■ Written problem: Reproduce the listing below in its entirety. Change nothing.

■ Input material:

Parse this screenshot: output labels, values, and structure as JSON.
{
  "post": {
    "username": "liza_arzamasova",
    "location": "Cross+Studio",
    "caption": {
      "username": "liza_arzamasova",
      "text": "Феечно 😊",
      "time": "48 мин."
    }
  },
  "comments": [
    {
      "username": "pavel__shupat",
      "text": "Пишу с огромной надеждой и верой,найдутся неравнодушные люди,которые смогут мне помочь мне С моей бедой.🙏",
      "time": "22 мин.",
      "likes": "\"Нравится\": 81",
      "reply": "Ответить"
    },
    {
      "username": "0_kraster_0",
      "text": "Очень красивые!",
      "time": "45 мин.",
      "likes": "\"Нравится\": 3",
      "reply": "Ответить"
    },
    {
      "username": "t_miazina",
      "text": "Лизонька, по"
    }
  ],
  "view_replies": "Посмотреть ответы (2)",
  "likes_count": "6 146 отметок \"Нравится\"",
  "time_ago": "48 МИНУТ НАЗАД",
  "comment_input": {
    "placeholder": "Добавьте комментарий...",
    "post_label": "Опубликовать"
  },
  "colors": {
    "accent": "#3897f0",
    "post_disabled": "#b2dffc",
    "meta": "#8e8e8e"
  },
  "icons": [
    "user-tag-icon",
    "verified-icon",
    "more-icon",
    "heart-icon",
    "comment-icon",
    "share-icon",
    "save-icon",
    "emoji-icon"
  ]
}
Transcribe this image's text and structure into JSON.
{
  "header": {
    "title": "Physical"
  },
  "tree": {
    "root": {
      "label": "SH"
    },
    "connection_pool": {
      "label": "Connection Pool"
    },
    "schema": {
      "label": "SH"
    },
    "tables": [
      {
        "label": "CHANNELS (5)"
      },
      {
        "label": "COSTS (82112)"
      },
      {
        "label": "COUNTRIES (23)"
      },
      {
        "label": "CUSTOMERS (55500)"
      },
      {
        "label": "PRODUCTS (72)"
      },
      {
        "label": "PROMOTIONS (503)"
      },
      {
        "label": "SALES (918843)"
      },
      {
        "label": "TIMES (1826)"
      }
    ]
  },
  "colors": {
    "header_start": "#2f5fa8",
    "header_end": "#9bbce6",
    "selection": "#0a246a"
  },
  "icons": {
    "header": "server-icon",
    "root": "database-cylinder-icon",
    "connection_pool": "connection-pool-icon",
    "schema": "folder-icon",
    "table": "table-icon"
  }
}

■ Task solution:
Parse this screenshot: output labels, values, and structure as JSON.
{
  "post": {
    "username": "liza_arzamasova",
    "location": "Cross+Studio",
    "caption": {
      "username": "liza_arzamasova",
      "text": "Феечно 😊",
      "time": "48 мин."
    }
  },
  "comments": [
    {
      "username": "pavel__shupat",
      "text": "Пишу с огромной надеждой и верой,найдутся неравнодушные люди,которые смогут мне помочь мне С моей бедой.🙏",
      "time": "22 мин.",
      "likes": "\"Нравится\": 81",
      "reply": "Ответить"
    },
    {
      "username": "0_kraster_0",
      "text": "Очень красивые!",
      "time": "45 мин.",
      "likes": "\"Нравится\": 3",
      "reply": "Ответить"
    },
    {
      "username": "t_miazina",
      "text": "Лизонька, по"
    }
  ],
  "view_replies": "Посмотреть ответы (2)",
  "likes_count": "6 146 отметок \"Нравится\"",
  "time_ago": "48 МИНУТ НАЗАД",
  "comment_input": {
    "placeholder": "Добавьте комментарий...",
    "post_label": "Опубликовать"
  },
  "colors": {
    "accent": "#3897f0",
    "post_disabled": "#b2dffc",
    "meta": "#8e8e8e"
  },
  "icons": [
    "user-tag-icon",
    "verified-icon",
    "more-icon",
    "heart-icon",
    "comment-icon",
    "share-icon",
    "save-icon",
    "emoji-icon"
  ]
}
Transcribe this image's text and structure into JSON.
{
  "header": {
    "title": "Physical"
  },
  "tree": {
    "root": {
      "label": "SH"
    },
    "connection_pool": {
      "label": "Connection Pool"
    },
    "schema": {
      "label": "SH"
    },
    "tables": [
      {
        "label": "CHANNELS (5)"
      },
      {
        "label": "COSTS (82112)"
      },
      {
        "label": "COUNTRIES (23)"
      },
      {
        "label": "CUSTOMERS (55500)"
      },
      {
        "label": "PRODUCTS (72)"
      },
      {
        "label": "PROMOTIONS (503)"
      },
      {
        "label": "SALES (918843)"
      },
      {
        "label": "TIMES (1826)"
      }
    ]
  },
  "colors": {
    "header_start": "#2f5fa8",
    "header_end": "#9bbce6",
    "selection": "#0a246a"
  },
  "icons": {
    "header": "server-icon",
    "root": "database-cylinder-icon",
    "connection_pool": "connection-pool-icon",
    "schema": "folder-icon",
    "table": "table-icon"
  }
}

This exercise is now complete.